-- start Working data --
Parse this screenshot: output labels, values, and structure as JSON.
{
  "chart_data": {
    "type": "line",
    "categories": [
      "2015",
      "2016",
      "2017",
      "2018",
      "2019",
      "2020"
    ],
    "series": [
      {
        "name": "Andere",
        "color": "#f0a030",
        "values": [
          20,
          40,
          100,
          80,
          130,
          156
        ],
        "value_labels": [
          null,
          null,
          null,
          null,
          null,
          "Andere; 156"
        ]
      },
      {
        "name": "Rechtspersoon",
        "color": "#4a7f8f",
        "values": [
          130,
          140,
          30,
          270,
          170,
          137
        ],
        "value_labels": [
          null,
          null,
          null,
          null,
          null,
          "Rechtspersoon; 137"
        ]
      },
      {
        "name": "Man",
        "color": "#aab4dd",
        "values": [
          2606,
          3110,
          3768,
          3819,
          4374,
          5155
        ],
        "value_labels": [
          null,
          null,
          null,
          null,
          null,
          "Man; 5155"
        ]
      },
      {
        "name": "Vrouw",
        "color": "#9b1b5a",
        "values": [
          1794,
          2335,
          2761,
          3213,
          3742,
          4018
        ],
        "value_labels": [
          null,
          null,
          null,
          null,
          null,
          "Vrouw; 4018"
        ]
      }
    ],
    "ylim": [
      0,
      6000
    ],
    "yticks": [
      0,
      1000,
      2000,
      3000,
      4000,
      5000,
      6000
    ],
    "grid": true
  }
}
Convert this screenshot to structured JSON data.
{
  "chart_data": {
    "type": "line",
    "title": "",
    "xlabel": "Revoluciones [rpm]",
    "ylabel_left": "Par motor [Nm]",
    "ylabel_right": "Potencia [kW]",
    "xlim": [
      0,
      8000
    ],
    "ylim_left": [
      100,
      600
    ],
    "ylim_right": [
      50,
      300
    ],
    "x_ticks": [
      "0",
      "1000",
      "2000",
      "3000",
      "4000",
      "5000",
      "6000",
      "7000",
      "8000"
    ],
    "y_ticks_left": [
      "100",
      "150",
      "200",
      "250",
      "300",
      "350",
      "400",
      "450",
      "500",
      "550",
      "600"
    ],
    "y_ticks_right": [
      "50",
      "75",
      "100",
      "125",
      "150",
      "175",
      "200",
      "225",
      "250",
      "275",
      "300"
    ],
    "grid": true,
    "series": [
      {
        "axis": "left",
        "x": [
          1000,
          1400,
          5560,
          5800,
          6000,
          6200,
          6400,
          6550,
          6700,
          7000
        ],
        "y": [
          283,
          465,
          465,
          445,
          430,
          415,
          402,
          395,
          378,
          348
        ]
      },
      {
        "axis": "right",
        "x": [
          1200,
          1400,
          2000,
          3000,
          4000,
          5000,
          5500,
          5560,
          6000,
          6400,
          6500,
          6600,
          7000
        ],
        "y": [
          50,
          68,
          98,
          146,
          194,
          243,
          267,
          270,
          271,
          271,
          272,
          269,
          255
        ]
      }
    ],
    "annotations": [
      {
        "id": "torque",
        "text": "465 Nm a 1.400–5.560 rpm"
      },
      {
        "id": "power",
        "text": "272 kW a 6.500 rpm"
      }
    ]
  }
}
-- end Working data --
Task details
Reproduce the listing in full. Keep it exactly as written.

Response for this exercise
Parse this screenshot: output labels, values, and structure as JSON.
{
  "chart_data": {
    "type": "line",
    "categories": [
      "2015",
      "2016",
      "2017",
      "2018",
      "2019",
      "2020"
    ],
    "series": [
      {
        "name": "Andere",
        "color": "#f0a030",
        "values": [
          20,
          40,
          100,
          80,
          130,
          156
        ],
        "value_labels": [
          null,
          null,
          null,
          null,
          null,
          "Andere; 156"
        ]
      },
      {
        "name": "Rechtspersoon",
        "color": "#4a7f8f",
        "values": [
          130,
          140,
          30,
          270,
          170,
          137
        ],
        "value_labels": [
          null,
          null,
          null,
          null,
          null,
          "Rechtspersoon; 137"
        ]
      },
      {
        "name": "Man",
        "color": "#aab4dd",
        "values": [
          2606,
          3110,
          3768,
          3819,
          4374,
          5155
        ],
        "value_labels": [
          null,
          null,
          null,
          null,
          null,
          "Man; 5155"
        ]
      },
      {
        "name": "Vrouw",
        "color": "#9b1b5a",
        "values": [
          1794,
          2335,
          2761,
          3213,
          3742,
          4018
        ],
        "value_labels": [
          null,
          null,
          null,
          null,
          null,
          "Vrouw; 4018"
        ]
      }
    ],
    "ylim": [
      0,
      6000
    ],
    "yticks": [
      0,
      1000,
      2000,
      3000,
      4000,
      5000,
      6000
    ],
    "grid": true
  }
}
Convert this screenshot to structured JSON data.
{
  "chart_data": {
    "type": "line",
    "title": "",
    "xlabel": "Revoluciones [rpm]",
    "ylabel_left": "Par motor [Nm]",
    "ylabel_right": "Potencia [kW]",
    "xlim": [
      0,
      8000
    ],
    "ylim_left": [
      100,
      600
    ],
    "ylim_right": [
      50,
      300
    ],
    "x_ticks": [
      "0",
      "1000",
      "2000",
      "3000",
      "4000",
      "5000",
      "6000",
      "7000",
      "8000"
    ],
    "y_ticks_left": [
      "100",
      "150",
      "200",
      "250",
      "300",
      "350",
      "400",
      "450",
      "500",
      "550",
      "600"
    ],
    "y_ticks_right": [
      "50",
      "75",
      "100",
      "125",
      "150",
      "175",
      "200",
      "225",
      "250",
      "275",
      "300"
    ],
    "grid": true,
    "series": [
      {
        "axis": "left",
        "x": [
          1000,
          1400,
          5560,
          5800,
          6000,
          6200,
          6400,
          6550,
          6700,
          7000
        ],
        "y": [
          283,
          465,
          465,
          445,
          430,
          415,
          402,
          395,
          378,
          348
        ]
      },
      {
        "axis": "right",
        "x": [
          1200,
          1400,
          2000,
          3000,
          4000,
          5000,
          5500,
          5560,
          6000,
          6400,
          6500,
          6600,
          7000
        ],
        "y": [
          50,
          68,
          98,
          146,
          194,
          243,
          267,
          270,
          271,
          271,
          272,
          269,
          255
        ]
      }
    ],
    "annotations": [
      {
        "id": "torque",
        "text": "465 Nm a 1.400–5.560 rpm"
      },
      {
        "id": "power",
        "text": "272 kW a 6.500 rpm"
      }
    ]
  }
}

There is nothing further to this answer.